*Available records*.
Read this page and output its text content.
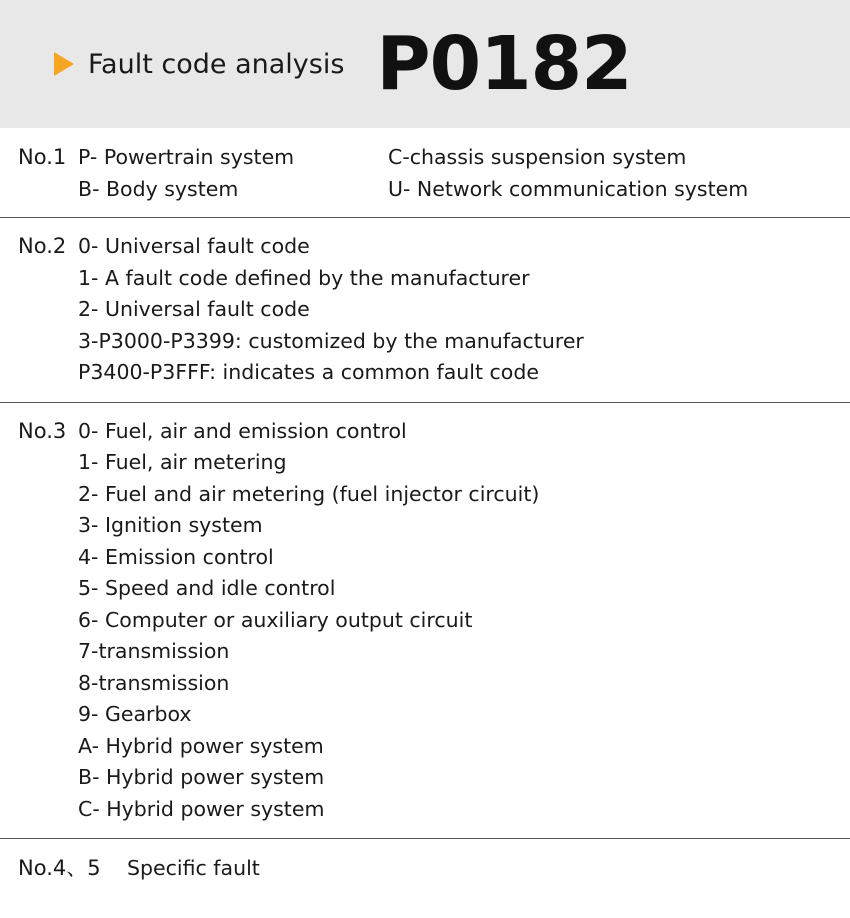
Fault code analysis P0182
No.1 P- Powertrain system	C-chassis suspension system
B- Body system	U- Network communication system
No.2 0- Universal fault code
1- A fault code defined by the manufacturer
2- Universal fault code
3-P3000-P3399: customized by the manufacturer
P3400-P3FFF: indicates a common fault code
No.3 0- Fuel, air and emission control
1- Fuel, air metering
2- Fuel and air metering (fuel injector circuit)
3- Ignition system
4- Emission control
5- Speed and idle control
6- Computer or auxiliary output circuit
7-transmission
8-transmission
9- Gearbox
A- Hybrid power system
B- Hybrid power system
C- Hybrid power system
No.4、5	Specific fault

*Exercise prompt*.
For the material, find the number of lines holding the word "system" and give that figure and nothing more.

*Response*.
6